··· Input

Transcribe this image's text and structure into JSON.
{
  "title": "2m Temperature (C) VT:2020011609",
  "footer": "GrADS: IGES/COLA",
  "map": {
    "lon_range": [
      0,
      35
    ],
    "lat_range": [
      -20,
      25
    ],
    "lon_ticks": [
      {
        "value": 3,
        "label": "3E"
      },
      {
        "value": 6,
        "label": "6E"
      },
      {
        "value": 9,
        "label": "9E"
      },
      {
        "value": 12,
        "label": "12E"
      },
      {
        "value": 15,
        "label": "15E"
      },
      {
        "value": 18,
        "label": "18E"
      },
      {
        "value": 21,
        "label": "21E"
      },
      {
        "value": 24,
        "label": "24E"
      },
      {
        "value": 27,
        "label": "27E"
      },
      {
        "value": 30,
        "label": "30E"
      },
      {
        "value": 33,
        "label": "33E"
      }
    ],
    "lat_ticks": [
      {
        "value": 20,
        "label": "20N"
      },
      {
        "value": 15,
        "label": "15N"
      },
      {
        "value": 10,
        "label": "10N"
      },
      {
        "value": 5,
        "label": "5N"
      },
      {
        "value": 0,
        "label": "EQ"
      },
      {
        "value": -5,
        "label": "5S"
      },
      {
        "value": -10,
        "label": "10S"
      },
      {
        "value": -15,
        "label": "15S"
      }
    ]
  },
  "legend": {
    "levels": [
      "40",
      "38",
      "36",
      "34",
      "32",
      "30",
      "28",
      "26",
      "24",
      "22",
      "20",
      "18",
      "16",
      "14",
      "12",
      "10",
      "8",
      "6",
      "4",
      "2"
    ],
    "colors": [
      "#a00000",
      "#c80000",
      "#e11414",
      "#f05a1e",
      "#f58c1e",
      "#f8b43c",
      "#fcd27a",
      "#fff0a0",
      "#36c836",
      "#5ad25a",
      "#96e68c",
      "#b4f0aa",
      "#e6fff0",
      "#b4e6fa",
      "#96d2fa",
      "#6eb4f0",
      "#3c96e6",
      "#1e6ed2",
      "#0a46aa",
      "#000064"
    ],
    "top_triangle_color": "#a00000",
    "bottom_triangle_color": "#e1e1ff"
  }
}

······

Instructions to follow
Copy out the whole listing exactly; please set it all down.

Result for this task
Transcribe this image's text and structure into JSON.
{
  "title": "2m Temperature (C) VT:2020011609",
  "footer": "GrADS: IGES/COLA",
  "map": {
    "lon_range": [
      0,
      35
    ],
    "lat_range": [
      -20,
      25
    ],
    "lon_ticks": [
      {
        "value": 3,
        "label": "3E"
      },
      {
        "value": 6,
        "label": "6E"
      },
      {
        "value": 9,
        "label": "9E"
      },
      {
        "value": 12,
        "label": "12E"
      },
      {
        "value": 15,
        "label": "15E"
      },
      {
        "value": 18,
        "label": "18E"
      },
      {
        "value": 21,
        "label": "21E"
      },
      {
        "value": 24,
        "label": "24E"
      },
      {
        "value": 27,
        "label": "27E"
      },
      {
        "value": 30,
        "label": "30E"
      },
      {
        "value": 33,
        "label": "33E"
      }
    ],
    "lat_ticks": [
      {
        "value": 20,
        "label": "20N"
      },
      {
        "value": 15,
        "label": "15N"
      },
      {
        "value": 10,
        "label": "10N"
      },
      {
        "value": 5,
        "label": "5N"
      },
      {
        "value": 0,
        "label": "EQ"
      },
      {
        "value": -5,
        "label": "5S"
      },
      {
        "value": -10,
        "label": "10S"
      },
      {
        "value": -15,
        "label": "15S"
      }
    ]
  },
  "legend": {
    "levels": [
      "40",
      "38",
      "36",
      "34",
      "32",
      "30",
      "28",
      "26",
      "24",
      "22",
      "20",
      "18",
      "16",
      "14",
      "12",
      "10",
      "8",
      "6",
      "4",
      "2"
    ],
    "colors": [
      "#a00000",
      "#c80000",
      "#e11414",
      "#f05a1e",
      "#f58c1e",
      "#f8b43c",
      "#fcd27a",
      "#fff0a0",
      "#36c836",
      "#5ad25a",
      "#96e68c",
      "#b4f0aa",
      "#e6fff0",
      "#b4e6fa",
      "#96d2fa",
      "#6eb4f0",
      "#3c96e6",
      "#1e6ed2",
      "#0a46aa",
      "#000064"
    ],
    "top_triangle_color": "#a00000",
    "bottom_triangle_color": "#e1e1ff"
  }
}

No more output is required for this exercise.